◆ Problem to solve ◆
Reproduce the entire listing word for word.

[Dataset records]
[start]

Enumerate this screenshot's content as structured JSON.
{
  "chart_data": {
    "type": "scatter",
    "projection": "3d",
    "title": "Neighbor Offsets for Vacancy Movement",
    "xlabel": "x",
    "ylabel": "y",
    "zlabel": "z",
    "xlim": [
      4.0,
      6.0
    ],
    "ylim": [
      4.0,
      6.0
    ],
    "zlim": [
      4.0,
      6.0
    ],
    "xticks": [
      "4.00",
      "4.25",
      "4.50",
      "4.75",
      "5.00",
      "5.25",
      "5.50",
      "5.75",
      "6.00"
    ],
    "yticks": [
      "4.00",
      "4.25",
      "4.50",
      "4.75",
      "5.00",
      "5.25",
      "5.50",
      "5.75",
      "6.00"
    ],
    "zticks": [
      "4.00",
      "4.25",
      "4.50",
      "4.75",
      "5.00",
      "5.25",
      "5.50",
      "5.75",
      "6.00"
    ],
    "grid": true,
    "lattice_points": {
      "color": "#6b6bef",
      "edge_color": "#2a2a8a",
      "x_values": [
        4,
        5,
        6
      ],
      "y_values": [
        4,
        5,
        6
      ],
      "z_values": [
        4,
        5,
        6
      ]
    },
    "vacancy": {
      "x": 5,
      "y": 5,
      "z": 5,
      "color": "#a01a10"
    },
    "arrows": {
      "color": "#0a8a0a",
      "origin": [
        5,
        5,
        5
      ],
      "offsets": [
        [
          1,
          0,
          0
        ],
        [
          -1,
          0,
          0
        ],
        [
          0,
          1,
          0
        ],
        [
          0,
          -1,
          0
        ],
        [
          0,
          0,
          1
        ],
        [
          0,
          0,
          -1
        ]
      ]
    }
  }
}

[end]

◆ Final result ◆
Enumerate this screenshot's content as structured JSON.
{
  "chart_data": {
    "type": "scatter",
    "projection": "3d",
    "title": "Neighbor Offsets for Vacancy Movement",
    "xlabel": "x",
    "ylabel": "y",
    "zlabel": "z",
    "xlim": [
      4.0,
      6.0
    ],
    "ylim": [
      4.0,
      6.0
    ],
    "zlim": [
      4.0,
      6.0
    ],
    "xticks": [
      "4.00",
      "4.25",
      "4.50",
      "4.75",
      "5.00",
      "5.25",
      "5.50",
      "5.75",
      "6.00"
    ],
    "yticks": [
      "4.00",
      "4.25",
      "4.50",
      "4.75",
      "5.00",
      "5.25",
      "5.50",
      "5.75",
      "6.00"
    ],
    "zticks": [
      "4.00",
      "4.25",
      "4.50",
      "4.75",
      "5.00",
      "5.25",
      "5.50",
      "5.75",
      "6.00"
    ],
    "grid": true,
    "lattice_points": {
      "color": "#6b6bef",
      "edge_color": "#2a2a8a",
      "x_values": [
        4,
        5,
        6
      ],
      "y_values": [
        4,
        5,
        6
      ],
      "z_values": [
        4,
        5,
        6
      ]
    },
    "vacancy": {
      "x": 5,
      "y": 5,
      "z": 5,
      "color": "#a01a10"
    },
    "arrows": {
      "color": "#0a8a0a",
      "origin": [
        5,
        5,
        5
      ],
      "offsets": [
        [
          1,
          0,
          0
        ],
        [
          -1,
          0,
          0
        ],
        [
          0,
          1,
          0
        ],
        [
          0,
          -1,
          0
        ],
        [
          0,
          0,
          1
        ],
        [
          0,
          0,
          -1
        ]
      ]
    }
  }
}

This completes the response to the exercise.